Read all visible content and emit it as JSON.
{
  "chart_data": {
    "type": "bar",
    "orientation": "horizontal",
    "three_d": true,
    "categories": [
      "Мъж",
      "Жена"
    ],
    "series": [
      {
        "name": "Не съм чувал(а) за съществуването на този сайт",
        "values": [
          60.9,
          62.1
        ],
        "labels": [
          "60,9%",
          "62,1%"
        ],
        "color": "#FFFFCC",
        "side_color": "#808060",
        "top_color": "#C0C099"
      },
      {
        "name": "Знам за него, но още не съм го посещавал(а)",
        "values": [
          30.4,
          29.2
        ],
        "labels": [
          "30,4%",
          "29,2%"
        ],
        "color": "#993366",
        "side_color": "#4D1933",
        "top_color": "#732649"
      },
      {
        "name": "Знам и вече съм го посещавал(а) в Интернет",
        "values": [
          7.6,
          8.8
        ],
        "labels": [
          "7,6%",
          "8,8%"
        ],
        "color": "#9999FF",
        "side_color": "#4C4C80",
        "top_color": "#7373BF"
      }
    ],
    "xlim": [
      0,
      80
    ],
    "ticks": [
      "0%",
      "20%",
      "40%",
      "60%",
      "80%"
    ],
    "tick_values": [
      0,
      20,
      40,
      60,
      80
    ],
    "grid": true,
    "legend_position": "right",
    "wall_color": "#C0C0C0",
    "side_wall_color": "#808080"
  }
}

.....

TASK TO COMPLETE: All of the entries must be quoted exactly; please include each one.

ANSWER TO THIS TASK:
Read all visible content and emit it as JSON.
{
  "chart_data": {
    "type": "bar",
    "orientation": "horizontal",
    "three_d": true,
    "categories": [
      "Мъж",
      "Жена"
    ],
    "series": [
      {
        "name": "Не съм чувал(а) за съществуването на този сайт",
        "values": [
          60.9,
          62.1
        ],
        "labels": [
          "60,9%",
          "62,1%"
        ],
        "color": "#FFFFCC",
        "side_color": "#808060",
        "top_color": "#C0C099"
      },
      {
        "name": "Знам за него, но още не съм го посещавал(а)",
        "values": [
          30.4,
          29.2
        ],
        "labels": [
          "30,4%",
          "29,2%"
        ],
        "color": "#993366",
        "side_color": "#4D1933",
        "top_color": "#732649"
      },
      {
        "name": "Знам и вече съм го посещавал(а) в Интернет",
        "values": [
          7.6,
          8.8
        ],
        "labels": [
          "7,6%",
          "8,8%"
        ],
        "color": "#9999FF",
        "side_color": "#4C4C80",
        "top_color": "#7373BF"
      }
    ],
    "xlim": [
      0,
      80
    ],
    "ticks": [
      "0%",
      "20%",
      "40%",
      "60%",
      "80%"
    ],
    "tick_values": [
      0,
      20,
      40,
      60,
      80
    ],
    "grid": true,
    "legend_position": "right",
    "wall_color": "#C0C0C0",
    "side_wall_color": "#808080"
  }
}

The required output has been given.